>> START Dataset extract

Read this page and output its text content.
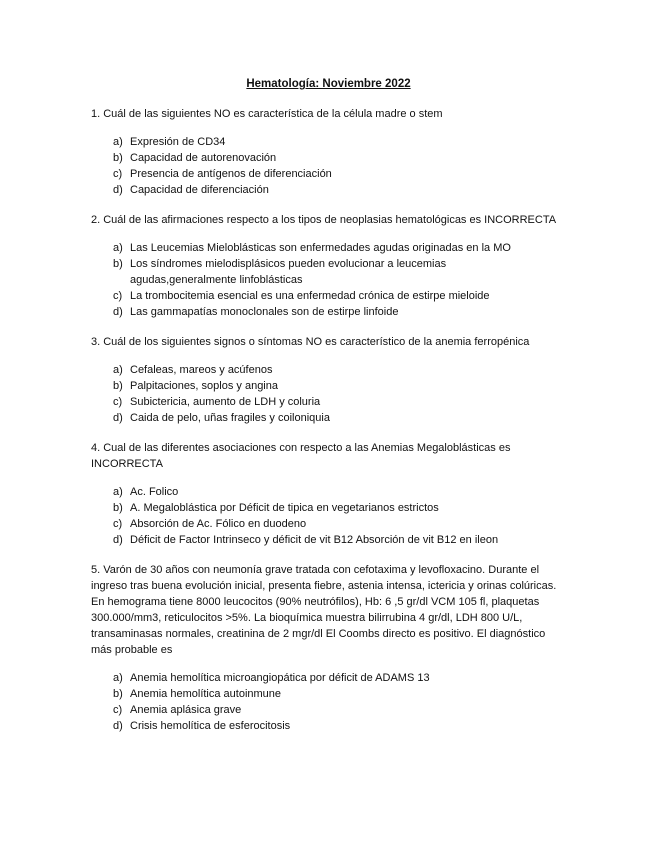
Hematología: Noviembre 2022
1. Cuál de las siguientes NO es característica de la célula madre o stem
a) Expresión de CD34
b) Capacidad de autorenovación
c) Presencia de antígenos de diferenciación
d) Capacidad de diferenciación
2. Cuál de las afirmaciones respecto a los tipos de neoplasias hematológicas es INCORRECTA
a) Las Leucemias Mieloblásticas son enfermedades agudas originadas en la MO
b) Los síndromes mielodisplásicos pueden evolucionar a leucemias agudas,generalmente linfoblásticas
c) La trombocitemia esencial es una enfermedad crónica de estirpe mieloide
d) Las gammapatías monoclonales son de estirpe linfoide
3. Cuál de los siguientes signos o síntomas NO es característico de la anemia ferropénica
a) Cefaleas, mareos y acúfenos
b) Palpitaciones, soplos y angina
c) Subictericia, aumento de LDH y coluria
d) Caida de pelo, uñas fragiles y coiloniquia
4. Cual de las diferentes asociaciones con respecto a las Anemias Megaloblásticas es INCORRECTA
a) Ac. Folico
b) A. Megaloblástica por Déficit de tipica en vegetarianos estrictos
c) Absorción de Ac. Fólico en duodeno
d) Déficit de Factor Intrinseco y déficit de vit B12 Absorción de vit B12 en ileon
5. Varón de 30 años con neumonía grave tratada con cefotaxima y levofloxacino. Durante el ingreso tras buena evolución inicial, presenta fiebre, astenia intensa, ictericia y orinas colúricas. En hemograma tiene 8000 leucocitos (90% neutrófilos), Hb: 6 ,5 gr/dl VCM 105 fl, plaquetas 300.000/mm3, reticulocitos >5%. La bioquímica muestra bilirrubina 4 gr/dl, LDH 800 U/L, transaminasas normales, creatinina de 2 mgr/dl El Coombs directo es positivo. El diagnóstico más probable es
a) Anemia hemolítica microangiopática por déficit de ADAMS 13
b) Anemia hemolítica autoinmune
c) Anemia aplásica grave
d) Crisis hemolítica de esferocitosis
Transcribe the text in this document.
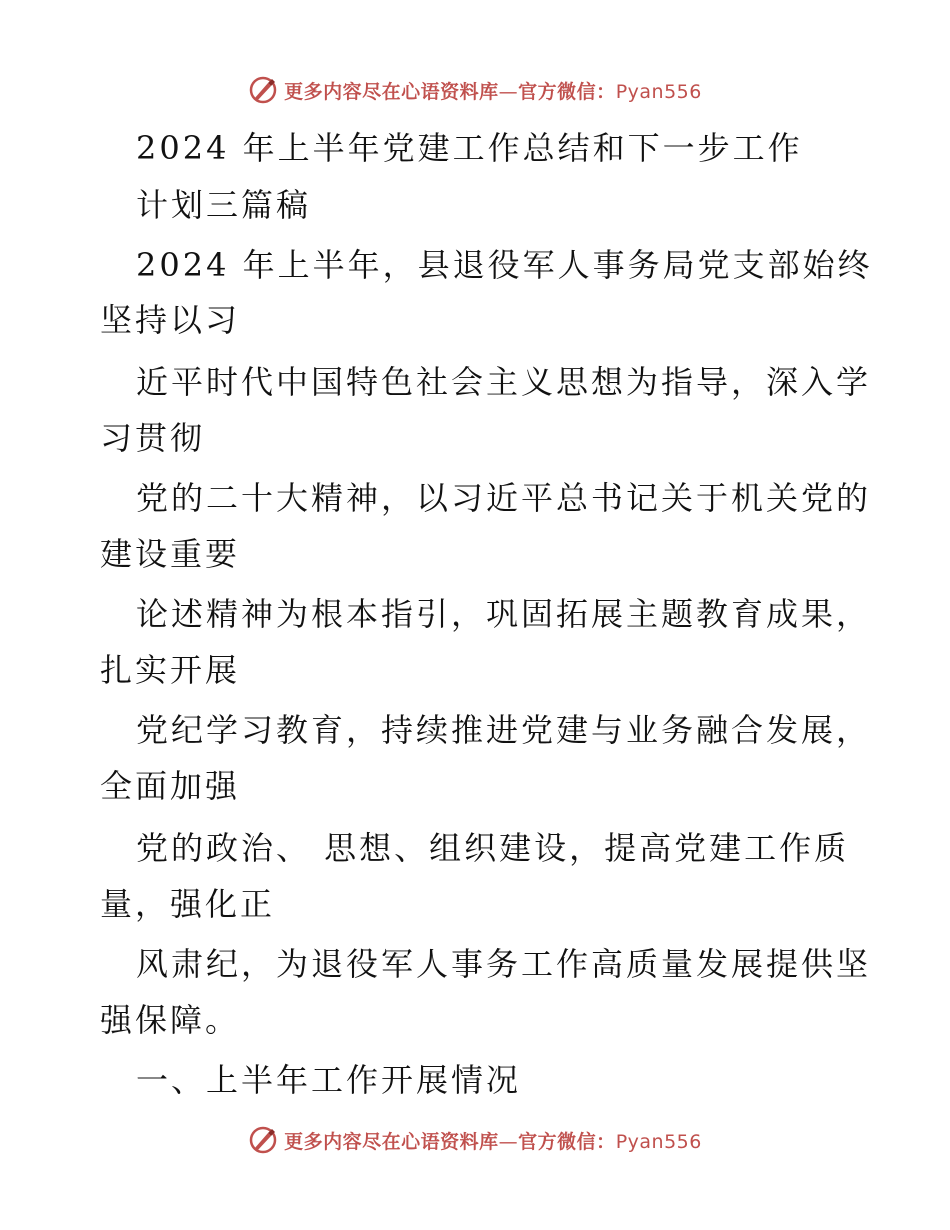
更多内容尽在心语资料库—官方微信：Pyan556
2024 年上半年党建工作总结和下一步工作
计划三篇稿
2024 年上半年，县退役军人事务局党支部始终
坚持以习
近平时代中国特色社会主义思想为指导，深入学
习贯彻
党的二十大精神，以习近平总书记关于机关党的
建设重要
论述精神为根本指引，巩固拓展主题教育成果，
扎实开展
党纪学习教育，持续推进党建与业务融合发展，
全面加强
党的政治、 思想、组织建设，提高党建工作质
量，强化正
风肃纪，为退役军人事务工作高质量发展提供坚
强保障。
一、上半年工作开展情况
更多内容尽在心语资料库—官方微信：Pyan556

>> END Dataset extract

Task statement — Look through the entries and return every line where "hemolítica" appears.

Task output —
a) Anemia hemolítica microangiopática por déficit de ADAMS 13
b) Anemia hemolítica autoinmune
d) Crisis hemolítica de esferocitosis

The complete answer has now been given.